──────── Data records
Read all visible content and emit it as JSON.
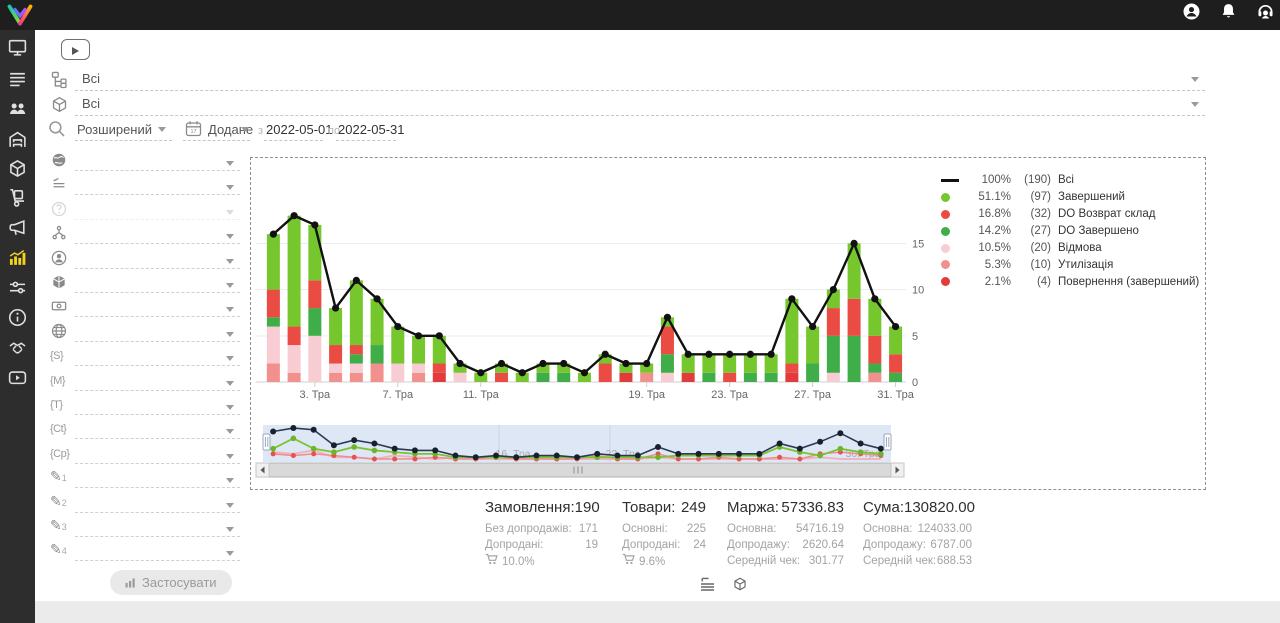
{
  "header": {
    "icons": [
      {
        "name": "user-account"
      },
      {
        "name": "notifications-bell"
      },
      {
        "name": "support-headset"
      }
    ]
  },
  "sidebar": {
    "items": [
      "monitor",
      "orders-list",
      "customers",
      "warehouse",
      "products",
      "delivery-trolley",
      "marketing-megaphone",
      "analytics-chart",
      "automation-sliders",
      "info",
      "partners-handshake",
      "video-tutorials"
    ],
    "active_item": "analytics-chart",
    "active_color": "#f5d31b"
  },
  "toolbar": {
    "video_button_icon": "play"
  },
  "filters": {
    "category": {
      "icon": "sitemap",
      "value": "Всі"
    },
    "product": {
      "icon": "package-box",
      "value": "Всі"
    },
    "search_mode": {
      "icon": "search",
      "value": "Розширений"
    },
    "date_field": {
      "icon": "calendar",
      "value": "Додане"
    },
    "date_from_label": "з",
    "date_from": "2022-05-01",
    "date_to_label": "по",
    "date_to": "2022-05-31",
    "selects": [
      {
        "icon": "globe-solid"
      },
      {
        "icon": "ranking-lines"
      },
      {
        "icon": "help-circle",
        "disabled": true
      },
      {
        "icon": "hierarchy"
      },
      {
        "icon": "person-circle"
      },
      {
        "icon": "cube-solid"
      },
      {
        "icon": "banknote"
      },
      {
        "icon": "globe-grid"
      },
      {
        "icon": "brace-s",
        "glyph": "{S}"
      },
      {
        "icon": "brace-m",
        "glyph": "{M}"
      },
      {
        "icon": "brace-t",
        "glyph": "{T}"
      },
      {
        "icon": "brace-ct",
        "glyph": "{Ct}"
      },
      {
        "icon": "brace-cp",
        "glyph": "{Cp}"
      },
      {
        "icon": "pencil-1",
        "glyph": "✎",
        "sub": "1"
      },
      {
        "icon": "pencil-2",
        "glyph": "✎",
        "sub": "2"
      },
      {
        "icon": "pencil-3",
        "glyph": "✎",
        "sub": "3"
      },
      {
        "icon": "pencil-4",
        "glyph": "✎",
        "sub": "4"
      }
    ],
    "apply_label": "Застосувати"
  },
  "chart_data": {
    "type": "stacked-bar+line",
    "days": 31,
    "yticks": [
      0,
      5,
      10,
      15
    ],
    "x_ticks": [
      {
        "day": 3,
        "label": "3. Тра"
      },
      {
        "day": 7,
        "label": "7. Тра"
      },
      {
        "day": 11,
        "label": "11. Тра"
      },
      {
        "day": 19,
        "label": "19. Тра"
      },
      {
        "day": 23,
        "label": "23. Тра"
      },
      {
        "day": 27,
        "label": "27. Тра"
      },
      {
        "day": 31,
        "label": "31. Тра"
      }
    ],
    "series": [
      {
        "key": "povernennia",
        "name": "Повернення (завершений)",
        "color": "#e23b3b",
        "values": [
          0,
          0,
          0,
          0,
          0,
          0,
          0,
          0,
          1,
          0,
          0,
          0,
          0,
          0,
          0,
          0,
          0,
          1,
          0,
          0,
          1,
          0,
          0,
          0,
          0,
          1,
          0,
          0,
          0,
          0,
          0
        ]
      },
      {
        "key": "utilizatsiia",
        "name": "Утилізація",
        "color": "#f2908d",
        "values": [
          2,
          1,
          0,
          1,
          1,
          2,
          0,
          1,
          0,
          0,
          0,
          0,
          0,
          0,
          0,
          0,
          0,
          0,
          1,
          0,
          0,
          0,
          0,
          0,
          0,
          0,
          0,
          0,
          0,
          1,
          0
        ]
      },
      {
        "key": "vidmova",
        "name": "Відмова",
        "color": "#f8ccd3",
        "values": [
          4,
          3,
          5,
          1,
          1,
          0,
          2,
          1,
          0,
          1,
          0,
          0,
          0,
          0,
          0,
          0,
          0,
          0,
          0,
          1,
          0,
          0,
          0,
          0,
          0,
          0,
          0,
          1,
          0,
          0,
          0
        ]
      },
      {
        "key": "do_zaversheno",
        "name": "DO Завершено",
        "color": "#3fae49",
        "values": [
          1,
          0,
          3,
          0,
          1,
          2,
          0,
          0,
          0,
          0,
          0,
          0,
          0,
          1,
          1,
          0,
          0,
          0,
          0,
          2,
          0,
          1,
          0,
          1,
          1,
          0,
          2,
          4,
          5,
          1,
          1
        ]
      },
      {
        "key": "do_vozvrat",
        "name": "DO Возврат склад",
        "color": "#ea4b42",
        "values": [
          3,
          2,
          3,
          2,
          1,
          0,
          0,
          0,
          1,
          0,
          0,
          1,
          0,
          0,
          0,
          0,
          2,
          0,
          0,
          3,
          0,
          0,
          1,
          0,
          0,
          1,
          0,
          3,
          4,
          3,
          2
        ]
      },
      {
        "key": "zavershenyi",
        "name": "Завершений",
        "color": "#76c62e",
        "values": [
          6,
          12,
          6,
          4,
          7,
          5,
          4,
          3,
          3,
          1,
          1,
          1,
          1,
          1,
          1,
          1,
          1,
          1,
          1,
          1,
          2,
          2,
          2,
          2,
          2,
          7,
          4,
          2,
          6,
          4,
          3
        ]
      }
    ],
    "total_line": {
      "name": "Всі",
      "color": "#111111",
      "total": 190
    },
    "navigator_labels": [
      {
        "x": 262,
        "label": "16. Тра"
      },
      {
        "x": 372,
        "label": "23. Тра"
      },
      {
        "x": 612,
        "label": "30. Тра"
      }
    ]
  },
  "legend": {
    "entries": [
      {
        "symbol": "line",
        "color": "#111111",
        "pct": "100%",
        "count": "(190)",
        "label": "Всі"
      },
      {
        "symbol": "circle",
        "color": "#76c62e",
        "pct": "51.1%",
        "count": "(97)",
        "label": "Завершений"
      },
      {
        "symbol": "circle",
        "color": "#ea4b42",
        "pct": "16.8%",
        "count": "(32)",
        "label": "DO Возврат склад"
      },
      {
        "symbol": "circle",
        "color": "#3fae49",
        "pct": "14.2%",
        "count": "(27)",
        "label": "DO Завершено"
      },
      {
        "symbol": "circle",
        "color": "#f8ccd3",
        "pct": "10.5%",
        "count": "(20)",
        "label": "Відмова"
      },
      {
        "symbol": "circle",
        "color": "#f2908d",
        "pct": "5.3%",
        "count": "(10)",
        "label": "Утилізація"
      },
      {
        "symbol": "circle",
        "color": "#e23b3b",
        "pct": "2.1%",
        "count": "(4)",
        "label": "Повернення (завершений)"
      }
    ]
  },
  "stats": {
    "columns": [
      {
        "name": "orders",
        "title": "Замовлення:",
        "value": "190",
        "rows": [
          {
            "label": "Без допродажів:",
            "value": "171"
          },
          {
            "label": "Допродані:",
            "value": "19"
          }
        ],
        "cart_pct": "10.0%"
      },
      {
        "name": "goods",
        "title": "Товари:",
        "value": "249",
        "rows": [
          {
            "label": "Основні:",
            "value": "225"
          },
          {
            "label": "Допродані:",
            "value": "24"
          }
        ],
        "cart_pct": "9.6%"
      },
      {
        "name": "margin",
        "title": "Маржа:",
        "value": "57336.83",
        "rows": [
          {
            "label": "Основна:",
            "value": "54716.19"
          },
          {
            "label": "Допродажу:",
            "value": "2620.64"
          },
          {
            "label": "Середній чек:",
            "value": "301.77"
          }
        ]
      },
      {
        "name": "sum",
        "title": "Сума:",
        "value": "130820.00",
        "rows": [
          {
            "label": "Основна:",
            "value": "124033.00"
          },
          {
            "label": "Допродажу:",
            "value": "6787.00"
          },
          {
            "label": "Середній чек:",
            "value": "688.53"
          }
        ]
      }
    ]
  },
  "footer": {
    "view_icons": [
      "list-view",
      "products-view"
    ]
  }
}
────────────────
## Instructions to follow
Transcribe the records above exactly, omitting every picture they contain.

## Response to this exercise
Read all visible content and emit it as JSON.
{
  "header": {
    "icons": [
      {
        "name": "user-account"
      },
      {
        "name": "notifications-bell"
      },
      {
        "name": "support-headset"
      }
    ]
  },
  "sidebar": {
    "items": [
      "monitor",
      "orders-list",
      "customers",
      "warehouse",
      "products",
      "delivery-trolley",
      "marketing-megaphone",
      "analytics-chart",
      "automation-sliders",
      "info",
      "partners-handshake",
      "video-tutorials"
    ],
    "active_item": "analytics-chart",
    "active_color": "#f5d31b"
  },
  "toolbar": {
    "video_button_icon": "play"
  },
  "filters": {
    "category": {
      "icon": "sitemap",
      "value": "Всі"
    },
    "product": {
      "icon": "package-box",
      "value": "Всі"
    },
    "search_mode": {
      "icon": "search",
      "value": "Розширений"
    },
    "date_field": {
      "icon": "calendar",
      "value": "Додане"
    },
    "date_from_label": "з",
    "date_from": "2022-05-01",
    "date_to_label": "по",
    "date_to": "2022-05-31",
    "selects": [
      {
        "icon": "globe-solid"
      },
      {
        "icon": "ranking-lines"
      },
      {
        "icon": "help-circle",
        "disabled": true
      },
      {
        "icon": "hierarchy"
      },
      {
        "icon": "person-circle"
      },
      {
        "icon": "cube-solid"
      },
      {
        "icon": "banknote"
      },
      {
        "icon": "globe-grid"
      },
      {
        "icon": "brace-s",
        "glyph": "{S}"
      },
      {
        "icon": "brace-m",
        "glyph": "{M}"
      },
      {
        "icon": "brace-t",
        "glyph": "{T}"
      },
      {
        "icon": "brace-ct",
        "glyph": "{Ct}"
      },
      {
        "icon": "brace-cp",
        "glyph": "{Cp}"
      },
      {
        "icon": "pencil-1",
        "glyph": "✎",
        "sub": "1"
      },
      {
        "icon": "pencil-2",
        "glyph": "✎",
        "sub": "2"
      },
      {
        "icon": "pencil-3",
        "glyph": "✎",
        "sub": "3"
      },
      {
        "icon": "pencil-4",
        "glyph": "✎",
        "sub": "4"
      }
    ],
    "apply_label": "Застосувати"
  },
  "chart_data": {
    "type": "stacked-bar+line",
    "days": 31,
    "yticks": [
      0,
      5,
      10,
      15
    ],
    "x_ticks": [
      {
        "day": 3,
        "label": "3. Тра"
      },
      {
        "day": 7,
        "label": "7. Тра"
      },
      {
        "day": 11,
        "label": "11. Тра"
      },
      {
        "day": 19,
        "label": "19. Тра"
      },
      {
        "day": 23,
        "label": "23. Тра"
      },
      {
        "day": 27,
        "label": "27. Тра"
      },
      {
        "day": 31,
        "label": "31. Тра"
      }
    ],
    "series": [
      {
        "key": "povernennia",
        "name": "Повернення (завершений)",
        "color": "#e23b3b",
        "values": [
          0,
          0,
          0,
          0,
          0,
          0,
          0,
          0,
          1,
          0,
          0,
          0,
          0,
          0,
          0,
          0,
          0,
          1,
          0,
          0,
          1,
          0,
          0,
          0,
          0,
          1,
          0,
          0,
          0,
          0,
          0
        ]
      },
      {
        "key": "utilizatsiia",
        "name": "Утилізація",
        "color": "#f2908d",
        "values": [
          2,
          1,
          0,
          1,
          1,
          2,
          0,
          1,
          0,
          0,
          0,
          0,
          0,
          0,
          0,
          0,
          0,
          0,
          1,
          0,
          0,
          0,
          0,
          0,
          0,
          0,
          0,
          0,
          0,
          1,
          0
        ]
      },
      {
        "key": "vidmova",
        "name": "Відмова",
        "color": "#f8ccd3",
        "values": [
          4,
          3,
          5,
          1,
          1,
          0,
          2,
          1,
          0,
          1,
          0,
          0,
          0,
          0,
          0,
          0,
          0,
          0,
          0,
          1,
          0,
          0,
          0,
          0,
          0,
          0,
          0,
          1,
          0,
          0,
          0
        ]
      },
      {
        "key": "do_zaversheno",
        "name": "DO Завершено",
        "color": "#3fae49",
        "values": [
          1,
          0,
          3,
          0,
          1,
          2,
          0,
          0,
          0,
          0,
          0,
          0,
          0,
          1,
          1,
          0,
          0,
          0,
          0,
          2,
          0,
          1,
          0,
          1,
          1,
          0,
          2,
          4,
          5,
          1,
          1
        ]
      },
      {
        "key": "do_vozvrat",
        "name": "DO Возврат склад",
        "color": "#ea4b42",
        "values": [
          3,
          2,
          3,
          2,
          1,
          0,
          0,
          0,
          1,
          0,
          0,
          1,
          0,
          0,
          0,
          0,
          2,
          0,
          0,
          3,
          0,
          0,
          1,
          0,
          0,
          1,
          0,
          3,
          4,
          3,
          2
        ]
      },
      {
        "key": "zavershenyi",
        "name": "Завершений",
        "color": "#76c62e",
        "values": [
          6,
          12,
          6,
          4,
          7,
          5,
          4,
          3,
          3,
          1,
          1,
          1,
          1,
          1,
          1,
          1,
          1,
          1,
          1,
          1,
          2,
          2,
          2,
          2,
          2,
          7,
          4,
          2,
          6,
          4,
          3
        ]
      }
    ],
    "total_line": {
      "name": "Всі",
      "color": "#111111",
      "total": 190
    },
    "navigator_labels": [
      {
        "x": 262,
        "label": "16. Тра"
      },
      {
        "x": 372,
        "label": "23. Тра"
      },
      {
        "x": 612,
        "label": "30. Тра"
      }
    ]
  },
  "legend": {
    "entries": [
      {
        "symbol": "line",
        "color": "#111111",
        "pct": "100%",
        "count": "(190)",
        "label": "Всі"
      },
      {
        "symbol": "circle",
        "color": "#76c62e",
        "pct": "51.1%",
        "count": "(97)",
        "label": "Завершений"
      },
      {
        "symbol": "circle",
        "color": "#ea4b42",
        "pct": "16.8%",
        "count": "(32)",
        "label": "DO Возврат склад"
      },
      {
        "symbol": "circle",
        "color": "#3fae49",
        "pct": "14.2%",
        "count": "(27)",
        "label": "DO Завершено"
      },
      {
        "symbol": "circle",
        "color": "#f8ccd3",
        "pct": "10.5%",
        "count": "(20)",
        "label": "Відмова"
      },
      {
        "symbol": "circle",
        "color": "#f2908d",
        "pct": "5.3%",
        "count": "(10)",
        "label": "Утилізація"
      },
      {
        "symbol": "circle",
        "color": "#e23b3b",
        "pct": "2.1%",
        "count": "(4)",
        "label": "Повернення (завершений)"
      }
    ]
  },
  "stats": {
    "columns": [
      {
        "name": "orders",
        "title": "Замовлення:",
        "value": "190",
        "rows": [
          {
            "label": "Без допродажів:",
            "value": "171"
          },
          {
            "label": "Допродані:",
            "value": "19"
          }
        ],
        "cart_pct": "10.0%"
      },
      {
        "name": "goods",
        "title": "Товари:",
        "value": "249",
        "rows": [
          {
            "label": "Основні:",
            "value": "225"
          },
          {
            "label": "Допродані:",
            "value": "24"
          }
        ],
        "cart_pct": "9.6%"
      },
      {
        "name": "margin",
        "title": "Маржа:",
        "value": "57336.83",
        "rows": [
          {
            "label": "Основна:",
            "value": "54716.19"
          },
          {
            "label": "Допродажу:",
            "value": "2620.64"
          },
          {
            "label": "Середній чек:",
            "value": "301.77"
          }
        ]
      },
      {
        "name": "sum",
        "title": "Сума:",
        "value": "130820.00",
        "rows": [
          {
            "label": "Основна:",
            "value": "124033.00"
          },
          {
            "label": "Допродажу:",
            "value": "6787.00"
          },
          {
            "label": "Середній чек:",
            "value": "688.53"
          }
        ]
      }
    ]
  },
  "footer": {
    "view_icons": [
      "list-view",
      "products-view"
    ]
  }
}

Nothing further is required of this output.